_THE EXERCISE_
Return every record below exactly as written, omitting any pictures.

_DATA SUPPLIED_
------------------------------
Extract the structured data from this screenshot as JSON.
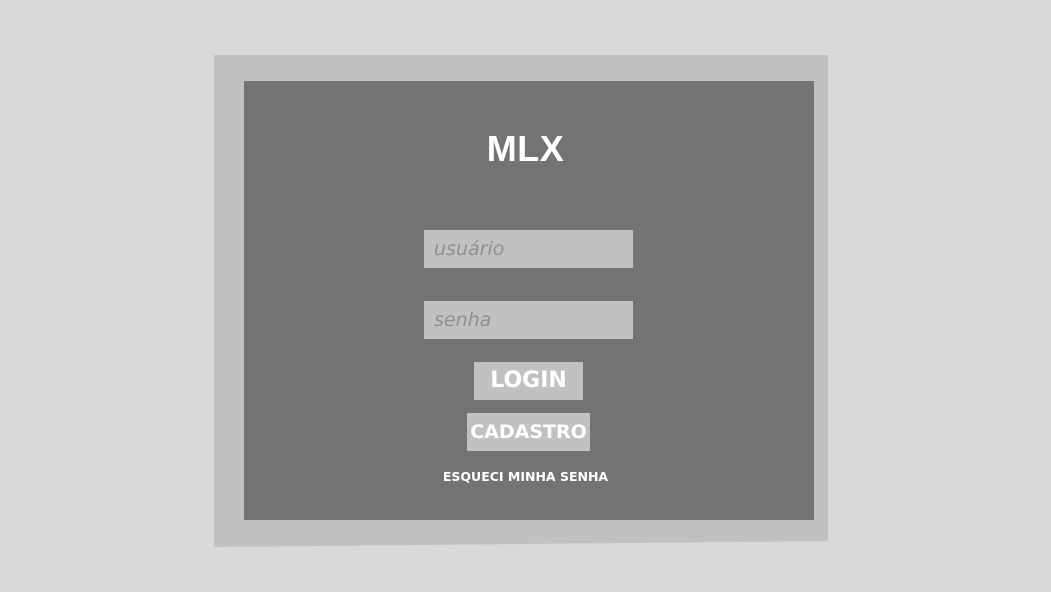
{
  "logo": {
    "text": "MLX"
  },
  "form": {
    "username_placeholder": "usuário",
    "username_value": "",
    "password_placeholder": "senha",
    "password_value": "",
    "login_label": "LOGIN",
    "register_label": "CADASTRO",
    "forgot_label": "ESQUECI MINHA SENHA"
  },
  "colors": {
    "background": "#d9d9d9",
    "outer_frame": "#c1c1c1",
    "inner_panel": "#737373",
    "text_light": "#ffffff",
    "placeholder": "#8f8f8f"
  }
}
------------------------------
_EXERCISE RESPONSE_
Extract the structured data from this screenshot as JSON.
{
  "logo": {
    "text": "MLX"
  },
  "form": {
    "username_placeholder": "usuário",
    "username_value": "",
    "password_placeholder": "senha",
    "password_value": "",
    "login_label": "LOGIN",
    "register_label": "CADASTRO",
    "forgot_label": "ESQUECI MINHA SENHA"
  },
  "colors": {
    "background": "#d9d9d9",
    "outer_frame": "#c1c1c1",
    "inner_panel": "#737373",
    "text_light": "#ffffff",
    "placeholder": "#8f8f8f"
  }
}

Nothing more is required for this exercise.